→ **The request**
Copy out every record below, word for word.

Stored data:
_____
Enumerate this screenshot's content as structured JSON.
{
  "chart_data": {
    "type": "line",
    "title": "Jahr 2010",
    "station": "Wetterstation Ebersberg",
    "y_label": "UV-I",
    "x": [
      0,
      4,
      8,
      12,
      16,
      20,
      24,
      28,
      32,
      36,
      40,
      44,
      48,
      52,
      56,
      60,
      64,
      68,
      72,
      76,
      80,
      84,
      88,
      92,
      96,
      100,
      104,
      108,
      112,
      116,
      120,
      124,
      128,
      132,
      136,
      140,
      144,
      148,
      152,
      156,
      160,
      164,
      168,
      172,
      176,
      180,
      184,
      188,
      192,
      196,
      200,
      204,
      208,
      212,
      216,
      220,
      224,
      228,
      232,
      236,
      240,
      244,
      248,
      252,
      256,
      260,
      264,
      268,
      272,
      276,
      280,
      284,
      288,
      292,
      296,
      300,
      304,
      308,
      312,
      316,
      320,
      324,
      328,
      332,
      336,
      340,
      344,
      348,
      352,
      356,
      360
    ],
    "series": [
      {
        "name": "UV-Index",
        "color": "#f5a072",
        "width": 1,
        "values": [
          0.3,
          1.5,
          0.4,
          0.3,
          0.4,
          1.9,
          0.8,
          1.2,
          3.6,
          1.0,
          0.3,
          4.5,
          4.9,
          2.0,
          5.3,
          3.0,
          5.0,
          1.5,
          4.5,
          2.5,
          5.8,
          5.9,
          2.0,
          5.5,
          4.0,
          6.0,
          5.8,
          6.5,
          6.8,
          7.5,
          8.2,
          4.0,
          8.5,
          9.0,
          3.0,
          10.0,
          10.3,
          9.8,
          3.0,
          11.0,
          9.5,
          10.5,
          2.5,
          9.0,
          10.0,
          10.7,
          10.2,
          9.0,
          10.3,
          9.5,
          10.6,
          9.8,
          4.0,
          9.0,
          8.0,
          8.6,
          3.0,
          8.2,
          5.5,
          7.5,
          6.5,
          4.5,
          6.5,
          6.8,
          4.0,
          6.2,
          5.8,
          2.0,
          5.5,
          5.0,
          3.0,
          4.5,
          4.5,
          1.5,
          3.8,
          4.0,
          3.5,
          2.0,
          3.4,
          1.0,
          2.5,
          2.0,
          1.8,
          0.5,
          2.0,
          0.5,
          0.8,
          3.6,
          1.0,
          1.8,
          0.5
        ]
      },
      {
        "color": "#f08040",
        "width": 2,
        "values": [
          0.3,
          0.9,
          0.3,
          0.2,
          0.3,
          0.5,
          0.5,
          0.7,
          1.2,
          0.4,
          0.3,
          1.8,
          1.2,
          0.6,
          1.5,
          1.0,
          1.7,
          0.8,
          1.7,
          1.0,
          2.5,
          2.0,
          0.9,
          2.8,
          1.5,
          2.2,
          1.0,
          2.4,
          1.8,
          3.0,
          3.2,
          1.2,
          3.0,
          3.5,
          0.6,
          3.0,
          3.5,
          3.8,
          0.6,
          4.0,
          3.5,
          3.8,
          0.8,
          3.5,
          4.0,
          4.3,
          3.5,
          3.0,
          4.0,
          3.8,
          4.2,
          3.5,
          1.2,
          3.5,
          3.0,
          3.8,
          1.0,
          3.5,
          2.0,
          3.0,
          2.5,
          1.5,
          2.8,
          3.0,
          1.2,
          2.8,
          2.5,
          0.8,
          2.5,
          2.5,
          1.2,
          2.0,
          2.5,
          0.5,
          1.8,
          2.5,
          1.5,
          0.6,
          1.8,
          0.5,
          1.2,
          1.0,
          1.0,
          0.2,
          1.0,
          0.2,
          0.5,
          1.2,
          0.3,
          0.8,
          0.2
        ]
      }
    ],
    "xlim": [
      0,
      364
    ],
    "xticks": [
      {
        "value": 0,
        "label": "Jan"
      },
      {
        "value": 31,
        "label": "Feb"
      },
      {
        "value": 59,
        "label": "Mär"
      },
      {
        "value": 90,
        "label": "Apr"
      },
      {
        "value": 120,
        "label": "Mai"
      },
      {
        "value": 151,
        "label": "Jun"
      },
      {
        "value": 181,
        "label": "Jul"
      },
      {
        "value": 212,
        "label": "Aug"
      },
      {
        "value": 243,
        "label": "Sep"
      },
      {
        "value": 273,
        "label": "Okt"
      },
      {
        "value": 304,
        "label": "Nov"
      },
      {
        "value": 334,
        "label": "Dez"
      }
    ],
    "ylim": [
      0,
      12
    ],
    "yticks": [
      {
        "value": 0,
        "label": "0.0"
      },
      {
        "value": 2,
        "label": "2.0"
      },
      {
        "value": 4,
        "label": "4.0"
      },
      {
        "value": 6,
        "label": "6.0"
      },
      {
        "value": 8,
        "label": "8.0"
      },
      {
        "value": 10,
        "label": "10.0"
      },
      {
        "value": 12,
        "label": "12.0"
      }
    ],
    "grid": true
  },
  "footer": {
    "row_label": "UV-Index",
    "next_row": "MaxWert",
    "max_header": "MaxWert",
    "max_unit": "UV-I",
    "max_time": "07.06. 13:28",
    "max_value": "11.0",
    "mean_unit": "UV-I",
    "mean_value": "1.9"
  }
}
_____
→ **Task response**
Enumerate this screenshot's content as structured JSON.
{
  "chart_data": {
    "type": "line",
    "title": "Jahr 2010",
    "station": "Wetterstation Ebersberg",
    "y_label": "UV-I",
    "x": [
      0,
      4,
      8,
      12,
      16,
      20,
      24,
      28,
      32,
      36,
      40,
      44,
      48,
      52,
      56,
      60,
      64,
      68,
      72,
      76,
      80,
      84,
      88,
      92,
      96,
      100,
      104,
      108,
      112,
      116,
      120,
      124,
      128,
      132,
      136,
      140,
      144,
      148,
      152,
      156,
      160,
      164,
      168,
      172,
      176,
      180,
      184,
      188,
      192,
      196,
      200,
      204,
      208,
      212,
      216,
      220,
      224,
      228,
      232,
      236,
      240,
      244,
      248,
      252,
      256,
      260,
      264,
      268,
      272,
      276,
      280,
      284,
      288,
      292,
      296,
      300,
      304,
      308,
      312,
      316,
      320,
      324,
      328,
      332,
      336,
      340,
      344,
      348,
      352,
      356,
      360
    ],
    "series": [
      {
        "name": "UV-Index",
        "color": "#f5a072",
        "width": 1,
        "values": [
          0.3,
          1.5,
          0.4,
          0.3,
          0.4,
          1.9,
          0.8,
          1.2,
          3.6,
          1.0,
          0.3,
          4.5,
          4.9,
          2.0,
          5.3,
          3.0,
          5.0,
          1.5,
          4.5,
          2.5,
          5.8,
          5.9,
          2.0,
          5.5,
          4.0,
          6.0,
          5.8,
          6.5,
          6.8,
          7.5,
          8.2,
          4.0,
          8.5,
          9.0,
          3.0,
          10.0,
          10.3,
          9.8,
          3.0,
          11.0,
          9.5,
          10.5,
          2.5,
          9.0,
          10.0,
          10.7,
          10.2,
          9.0,
          10.3,
          9.5,
          10.6,
          9.8,
          4.0,
          9.0,
          8.0,
          8.6,
          3.0,
          8.2,
          5.5,
          7.5,
          6.5,
          4.5,
          6.5,
          6.8,
          4.0,
          6.2,
          5.8,
          2.0,
          5.5,
          5.0,
          3.0,
          4.5,
          4.5,
          1.5,
          3.8,
          4.0,
          3.5,
          2.0,
          3.4,
          1.0,
          2.5,
          2.0,
          1.8,
          0.5,
          2.0,
          0.5,
          0.8,
          3.6,
          1.0,
          1.8,
          0.5
        ]
      },
      {
        "color": "#f08040",
        "width": 2,
        "values": [
          0.3,
          0.9,
          0.3,
          0.2,
          0.3,
          0.5,
          0.5,
          0.7,
          1.2,
          0.4,
          0.3,
          1.8,
          1.2,
          0.6,
          1.5,
          1.0,
          1.7,
          0.8,
          1.7,
          1.0,
          2.5,
          2.0,
          0.9,
          2.8,
          1.5,
          2.2,
          1.0,
          2.4,
          1.8,
          3.0,
          3.2,
          1.2,
          3.0,
          3.5,
          0.6,
          3.0,
          3.5,
          3.8,
          0.6,
          4.0,
          3.5,
          3.8,
          0.8,
          3.5,
          4.0,
          4.3,
          3.5,
          3.0,
          4.0,
          3.8,
          4.2,
          3.5,
          1.2,
          3.5,
          3.0,
          3.8,
          1.0,
          3.5,
          2.0,
          3.0,
          2.5,
          1.5,
          2.8,
          3.0,
          1.2,
          2.8,
          2.5,
          0.8,
          2.5,
          2.5,
          1.2,
          2.0,
          2.5,
          0.5,
          1.8,
          2.5,
          1.5,
          0.6,
          1.8,
          0.5,
          1.2,
          1.0,
          1.0,
          0.2,
          1.0,
          0.2,
          0.5,
          1.2,
          0.3,
          0.8,
          0.2
        ]
      }
    ],
    "xlim": [
      0,
      364
    ],
    "xticks": [
      {
        "value": 0,
        "label": "Jan"
      },
      {
        "value": 31,
        "label": "Feb"
      },
      {
        "value": 59,
        "label": "Mär"
      },
      {
        "value": 90,
        "label": "Apr"
      },
      {
        "value": 120,
        "label": "Mai"
      },
      {
        "value": 151,
        "label": "Jun"
      },
      {
        "value": 181,
        "label": "Jul"
      },
      {
        "value": 212,
        "label": "Aug"
      },
      {
        "value": 243,
        "label": "Sep"
      },
      {
        "value": 273,
        "label": "Okt"
      },
      {
        "value": 304,
        "label": "Nov"
      },
      {
        "value": 334,
        "label": "Dez"
      }
    ],
    "ylim": [
      0,
      12
    ],
    "yticks": [
      {
        "value": 0,
        "label": "0.0"
      },
      {
        "value": 2,
        "label": "2.0"
      },
      {
        "value": 4,
        "label": "4.0"
      },
      {
        "value": 6,
        "label": "6.0"
      },
      {
        "value": 8,
        "label": "8.0"
      },
      {
        "value": 10,
        "label": "10.0"
      },
      {
        "value": 12,
        "label": "12.0"
      }
    ],
    "grid": true
  },
  "footer": {
    "row_label": "UV-Index",
    "next_row": "MaxWert",
    "max_header": "MaxWert",
    "max_unit": "UV-I",
    "max_time": "07.06. 13:28",
    "max_value": "11.0",
    "mean_unit": "UV-I",
    "mean_value": "1.9"
  }
}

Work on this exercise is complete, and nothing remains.